===== TASK DATA =====
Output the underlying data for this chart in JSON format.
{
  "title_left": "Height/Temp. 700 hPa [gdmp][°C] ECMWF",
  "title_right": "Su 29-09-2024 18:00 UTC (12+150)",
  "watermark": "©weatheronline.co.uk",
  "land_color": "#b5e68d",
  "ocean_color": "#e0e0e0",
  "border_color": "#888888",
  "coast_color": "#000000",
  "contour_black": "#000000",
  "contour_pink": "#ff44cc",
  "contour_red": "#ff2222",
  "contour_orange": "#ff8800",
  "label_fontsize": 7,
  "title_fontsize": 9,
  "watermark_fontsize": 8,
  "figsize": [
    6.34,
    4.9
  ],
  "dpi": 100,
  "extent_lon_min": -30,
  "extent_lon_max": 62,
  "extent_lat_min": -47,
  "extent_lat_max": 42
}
=====
**SET PROBLEM**
Reproduce the data, keeping every line exactly the same.

**FINISHED ANSWER**
Output the underlying data for this chart in JSON format.
{
  "title_left": "Height/Temp. 700 hPa [gdmp][°C] ECMWF",
  "title_right": "Su 29-09-2024 18:00 UTC (12+150)",
  "watermark": "©weatheronline.co.uk",
  "land_color": "#b5e68d",
  "ocean_color": "#e0e0e0",
  "border_color": "#888888",
  "coast_color": "#000000",
  "contour_black": "#000000",
  "contour_pink": "#ff44cc",
  "contour_red": "#ff2222",
  "contour_orange": "#ff8800",
  "label_fontsize": 7,
  "title_fontsize": 9,
  "watermark_fontsize": 8,
  "figsize": [
    6.34,
    4.9
  ],
  "dpi": 100,
  "extent_lon_min": -30,
  "extent_lon_max": 62,
  "extent_lat_min": -47,
  "extent_lat_max": 42
}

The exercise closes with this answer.